- _Exercise instructions_
Note each line where "this" appears, and copy it.

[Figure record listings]
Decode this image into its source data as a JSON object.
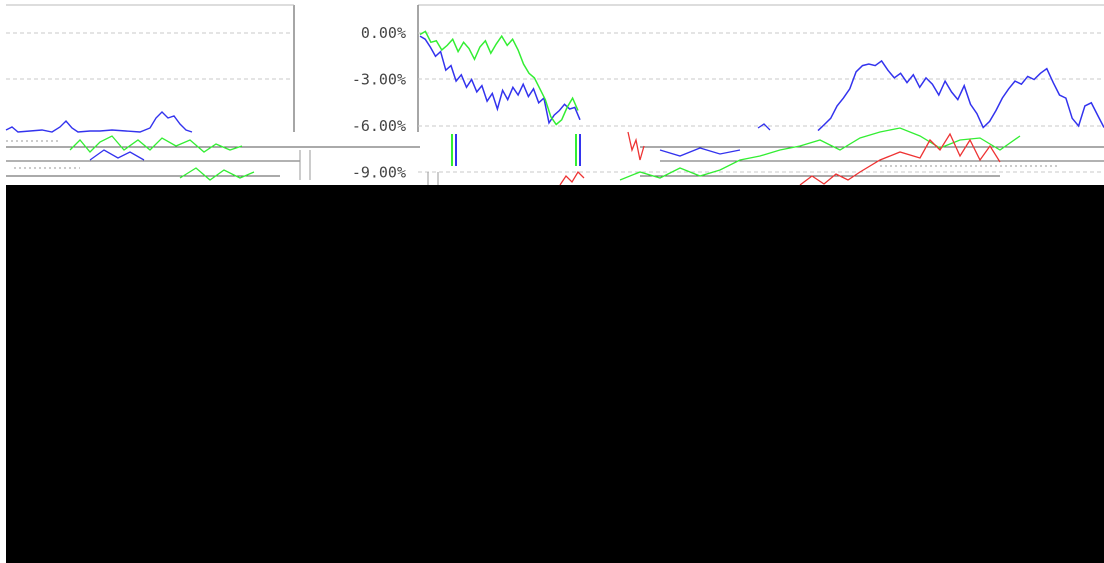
{
  "chart_data": {
    "type": "line",
    "yaxis": {
      "ticks": [
        "0.00%",
        "-3.00%",
        "-6.00%",
        "-9.00%"
      ],
      "tick_values": [
        0,
        -3,
        -6,
        -9
      ]
    },
    "series": [
      {
        "color": "#3333ee",
        "values": [
          -0.2,
          -0.4,
          -0.9,
          -1.5,
          -1.2,
          -2.4,
          -2.1,
          -3.1,
          -2.7,
          -3.5,
          -3.0,
          -3.8,
          -3.4,
          -4.4,
          -3.9,
          -4.9,
          -3.7,
          -4.3,
          -3.5,
          -4.0,
          -3.3,
          -4.1,
          -3.6,
          -4.5,
          -4.2,
          -5.8,
          -5.3,
          -5.0,
          -4.6,
          -4.9,
          -4.8,
          -5.6
        ]
      },
      {
        "color": "#33ee33",
        "values": [
          -0.1,
          0.1,
          -0.6,
          -0.5,
          -1.1,
          -0.8,
          -0.4,
          -1.2,
          -0.6,
          -1.0,
          -1.7,
          -0.9,
          -0.5,
          -1.3,
          -0.7,
          -0.2,
          -0.8,
          -0.4,
          -1.1,
          -2.0,
          -2.6,
          -2.9,
          -3.6,
          -4.3,
          -5.4,
          -5.9,
          -5.6,
          -4.8,
          -4.2,
          -5.0
        ]
      },
      {
        "color": "#3333ee",
        "values": [
          -6.3,
          -5.9,
          -5.5,
          -4.7,
          -4.2,
          -3.6,
          -2.5,
          -2.1,
          -2.0,
          -2.1,
          -1.8,
          -2.4,
          -2.9,
          -2.6,
          -3.2,
          -2.7,
          -3.5,
          -2.9,
          -3.3,
          -4.0,
          -3.1,
          -3.8,
          -4.3,
          -3.4,
          -4.6,
          -5.2,
          -6.1,
          -5.7,
          -5.0,
          -4.2,
          -3.6,
          -3.1,
          -3.3,
          -2.8,
          -3.0,
          -2.6,
          -2.3,
          -3.2,
          -4.0,
          -4.2,
          -5.5,
          -6.0,
          -4.7,
          -4.5,
          -5.3,
          -6.1
        ]
      }
    ]
  }
}
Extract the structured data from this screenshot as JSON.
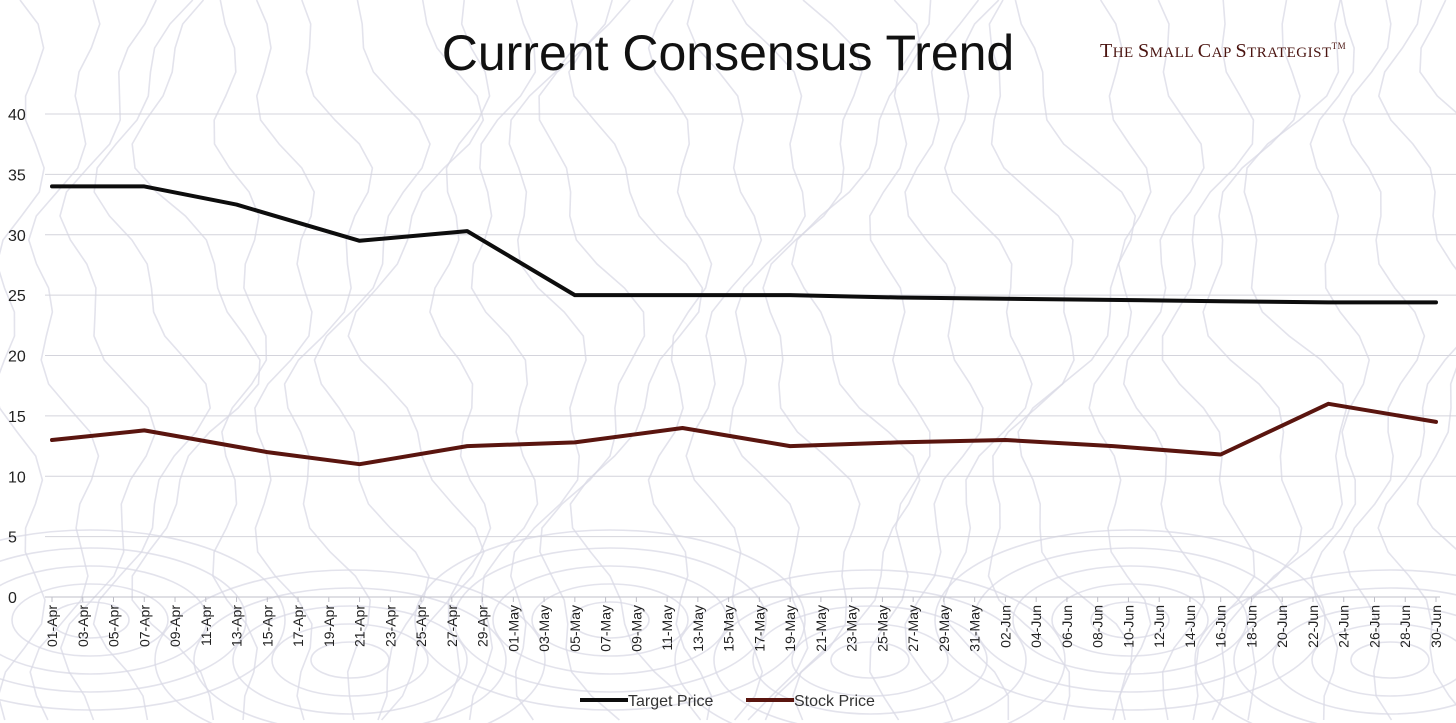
{
  "brand": {
    "text": "The Small Cap Strategist",
    "tm": "TM"
  },
  "colors": {
    "target": "#0d0d0d",
    "stock": "#5a150f",
    "grid": "#d4d4dc",
    "contour": "#dadae6"
  },
  "chart_data": {
    "type": "line",
    "title": "Current Consensus Trend",
    "xlabel": "",
    "ylabel": "",
    "ylim": [
      0,
      40
    ],
    "yticks": [
      0,
      5,
      10,
      15,
      20,
      25,
      30,
      35,
      40
    ],
    "grid": true,
    "legend_position": "bottom",
    "categories": [
      "01-Apr",
      "03-Apr",
      "05-Apr",
      "07-Apr",
      "09-Apr",
      "11-Apr",
      "13-Apr",
      "15-Apr",
      "17-Apr",
      "19-Apr",
      "21-Apr",
      "23-Apr",
      "25-Apr",
      "27-Apr",
      "29-Apr",
      "01-May",
      "03-May",
      "05-May",
      "07-May",
      "09-May",
      "11-May",
      "13-May",
      "15-May",
      "17-May",
      "19-May",
      "21-May",
      "23-May",
      "25-May",
      "27-May",
      "29-May",
      "31-May",
      "02-Jun",
      "04-Jun",
      "06-Jun",
      "08-Jun",
      "10-Jun",
      "12-Jun",
      "14-Jun",
      "16-Jun",
      "18-Jun",
      "20-Jun",
      "22-Jun",
      "24-Jun",
      "26-Jun",
      "28-Jun",
      "30-Jun"
    ],
    "series": [
      {
        "name": "Target Price",
        "points": [
          {
            "x": "01-Apr",
            "y": 34
          },
          {
            "x": "07-Apr",
            "y": 34
          },
          {
            "x": "13-Apr",
            "y": 32.5
          },
          {
            "x": "21-Apr",
            "y": 29.5
          },
          {
            "x": "28-Apr",
            "y": 30.3
          },
          {
            "x": "05-May",
            "y": 25
          },
          {
            "x": "19-May",
            "y": 25
          },
          {
            "x": "26-May",
            "y": 24.8
          },
          {
            "x": "02-Jun",
            "y": 24.7
          },
          {
            "x": "16-Jun",
            "y": 24.5
          },
          {
            "x": "23-Jun",
            "y": 24.4
          },
          {
            "x": "30-Jun",
            "y": 24.4
          }
        ]
      },
      {
        "name": "Stock Price",
        "points": [
          {
            "x": "01-Apr",
            "y": 13
          },
          {
            "x": "07-Apr",
            "y": 13.8
          },
          {
            "x": "15-Apr",
            "y": 12
          },
          {
            "x": "21-Apr",
            "y": 11
          },
          {
            "x": "28-Apr",
            "y": 12.5
          },
          {
            "x": "05-May",
            "y": 12.8
          },
          {
            "x": "12-May",
            "y": 14
          },
          {
            "x": "19-May",
            "y": 12.5
          },
          {
            "x": "26-May",
            "y": 12.8
          },
          {
            "x": "02-Jun",
            "y": 13
          },
          {
            "x": "09-Jun",
            "y": 12.5
          },
          {
            "x": "16-Jun",
            "y": 11.8
          },
          {
            "x": "23-Jun",
            "y": 16
          },
          {
            "x": "30-Jun",
            "y": 14.5
          }
        ]
      }
    ]
  }
}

- _Result of the task_
Decode this image into its source data as a JSON object.
Extract the structured data from this screenshot as JSON.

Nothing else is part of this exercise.